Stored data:
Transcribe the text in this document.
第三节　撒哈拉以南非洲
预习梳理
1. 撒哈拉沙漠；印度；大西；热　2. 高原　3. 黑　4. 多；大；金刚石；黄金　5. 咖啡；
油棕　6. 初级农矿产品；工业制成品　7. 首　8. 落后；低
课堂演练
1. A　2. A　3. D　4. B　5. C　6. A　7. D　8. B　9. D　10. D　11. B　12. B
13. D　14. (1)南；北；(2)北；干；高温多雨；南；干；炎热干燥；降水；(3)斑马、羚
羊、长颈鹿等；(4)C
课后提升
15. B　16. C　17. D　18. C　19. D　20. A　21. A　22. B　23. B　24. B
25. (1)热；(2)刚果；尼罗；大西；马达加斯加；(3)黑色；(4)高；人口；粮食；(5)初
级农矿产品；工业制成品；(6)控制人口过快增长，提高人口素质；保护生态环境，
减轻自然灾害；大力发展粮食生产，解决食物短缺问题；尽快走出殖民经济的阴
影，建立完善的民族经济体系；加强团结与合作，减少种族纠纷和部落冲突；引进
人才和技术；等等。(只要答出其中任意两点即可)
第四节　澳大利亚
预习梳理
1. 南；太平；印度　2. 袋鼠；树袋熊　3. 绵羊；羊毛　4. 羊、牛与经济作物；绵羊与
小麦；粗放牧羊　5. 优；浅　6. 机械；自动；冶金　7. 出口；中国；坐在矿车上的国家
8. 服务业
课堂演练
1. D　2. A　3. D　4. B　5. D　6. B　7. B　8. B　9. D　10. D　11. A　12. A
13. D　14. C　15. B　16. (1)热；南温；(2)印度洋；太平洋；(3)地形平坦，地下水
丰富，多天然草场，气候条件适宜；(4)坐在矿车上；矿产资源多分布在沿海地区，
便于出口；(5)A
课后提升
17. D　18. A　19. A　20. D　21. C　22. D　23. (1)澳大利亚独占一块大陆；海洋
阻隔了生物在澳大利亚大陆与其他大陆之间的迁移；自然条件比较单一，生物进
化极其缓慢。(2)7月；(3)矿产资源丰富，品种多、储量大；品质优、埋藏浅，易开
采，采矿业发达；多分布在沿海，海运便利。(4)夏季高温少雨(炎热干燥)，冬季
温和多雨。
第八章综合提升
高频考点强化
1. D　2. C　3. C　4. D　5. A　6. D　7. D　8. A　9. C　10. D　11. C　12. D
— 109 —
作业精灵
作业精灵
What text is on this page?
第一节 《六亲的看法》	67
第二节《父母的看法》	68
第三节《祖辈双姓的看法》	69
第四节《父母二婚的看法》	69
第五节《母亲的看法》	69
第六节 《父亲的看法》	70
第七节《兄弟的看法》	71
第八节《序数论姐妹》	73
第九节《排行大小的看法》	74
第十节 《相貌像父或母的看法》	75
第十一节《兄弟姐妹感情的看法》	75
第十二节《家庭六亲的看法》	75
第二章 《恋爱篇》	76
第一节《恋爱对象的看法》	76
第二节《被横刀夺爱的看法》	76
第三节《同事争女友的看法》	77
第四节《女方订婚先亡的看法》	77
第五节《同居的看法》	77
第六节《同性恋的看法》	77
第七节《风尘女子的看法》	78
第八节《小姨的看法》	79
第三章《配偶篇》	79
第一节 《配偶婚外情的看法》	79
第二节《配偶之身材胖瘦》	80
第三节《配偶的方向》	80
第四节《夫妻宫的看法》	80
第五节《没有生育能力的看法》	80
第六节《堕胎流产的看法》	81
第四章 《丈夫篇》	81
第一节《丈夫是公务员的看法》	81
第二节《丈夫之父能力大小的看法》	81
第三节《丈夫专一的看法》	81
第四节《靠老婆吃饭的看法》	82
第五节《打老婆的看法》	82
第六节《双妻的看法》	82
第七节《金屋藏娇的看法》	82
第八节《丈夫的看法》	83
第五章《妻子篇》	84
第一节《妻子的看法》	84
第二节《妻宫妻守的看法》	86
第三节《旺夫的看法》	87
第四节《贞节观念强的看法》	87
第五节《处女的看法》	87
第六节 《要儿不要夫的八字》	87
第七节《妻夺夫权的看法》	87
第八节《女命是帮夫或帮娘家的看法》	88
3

## Your instructions:
Return each line where "this" shows up.

## Task solution:
Transcribe the text in this document.
What text is on this page?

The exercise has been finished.